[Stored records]
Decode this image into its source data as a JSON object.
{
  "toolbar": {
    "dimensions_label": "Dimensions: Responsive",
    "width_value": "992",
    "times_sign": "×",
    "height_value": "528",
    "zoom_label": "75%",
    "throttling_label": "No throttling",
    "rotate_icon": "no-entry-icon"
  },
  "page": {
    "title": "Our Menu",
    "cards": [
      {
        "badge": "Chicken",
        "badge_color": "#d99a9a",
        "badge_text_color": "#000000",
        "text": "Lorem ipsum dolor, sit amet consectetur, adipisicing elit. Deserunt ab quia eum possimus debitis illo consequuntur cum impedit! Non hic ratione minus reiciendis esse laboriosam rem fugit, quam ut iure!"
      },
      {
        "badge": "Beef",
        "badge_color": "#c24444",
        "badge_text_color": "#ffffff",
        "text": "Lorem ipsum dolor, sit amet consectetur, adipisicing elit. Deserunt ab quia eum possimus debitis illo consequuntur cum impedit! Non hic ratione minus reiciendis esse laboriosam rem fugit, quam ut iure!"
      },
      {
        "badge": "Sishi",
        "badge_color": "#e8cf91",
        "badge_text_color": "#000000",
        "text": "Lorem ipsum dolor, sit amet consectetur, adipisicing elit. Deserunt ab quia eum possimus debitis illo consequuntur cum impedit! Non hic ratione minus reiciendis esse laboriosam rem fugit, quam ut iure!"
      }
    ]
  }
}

Written task
Copy all of the data exactly.

The response
Decode this image into its source data as a JSON object.
{
  "toolbar": {
    "dimensions_label": "Dimensions: Responsive",
    "width_value": "992",
    "times_sign": "×",
    "height_value": "528",
    "zoom_label": "75%",
    "throttling_label": "No throttling",
    "rotate_icon": "no-entry-icon"
  },
  "page": {
    "title": "Our Menu",
    "cards": [
      {
        "badge": "Chicken",
        "badge_color": "#d99a9a",
        "badge_text_color": "#000000",
        "text": "Lorem ipsum dolor, sit amet consectetur, adipisicing elit. Deserunt ab quia eum possimus debitis illo consequuntur cum impedit! Non hic ratione minus reiciendis esse laboriosam rem fugit, quam ut iure!"
      },
      {
        "badge": "Beef",
        "badge_color": "#c24444",
        "badge_text_color": "#ffffff",
        "text": "Lorem ipsum dolor, sit amet consectetur, adipisicing elit. Deserunt ab quia eum possimus debitis illo consequuntur cum impedit! Non hic ratione minus reiciendis esse laboriosam rem fugit, quam ut iure!"
      },
      {
        "badge": "Sishi",
        "badge_color": "#e8cf91",
        "badge_text_color": "#000000",
        "text": "Lorem ipsum dolor, sit amet consectetur, adipisicing elit. Deserunt ab quia eum possimus debitis illo consequuntur cum impedit! Non hic ratione minus reiciendis esse laboriosam rem fugit, quam ut iure!"
      }
    ]
  }
}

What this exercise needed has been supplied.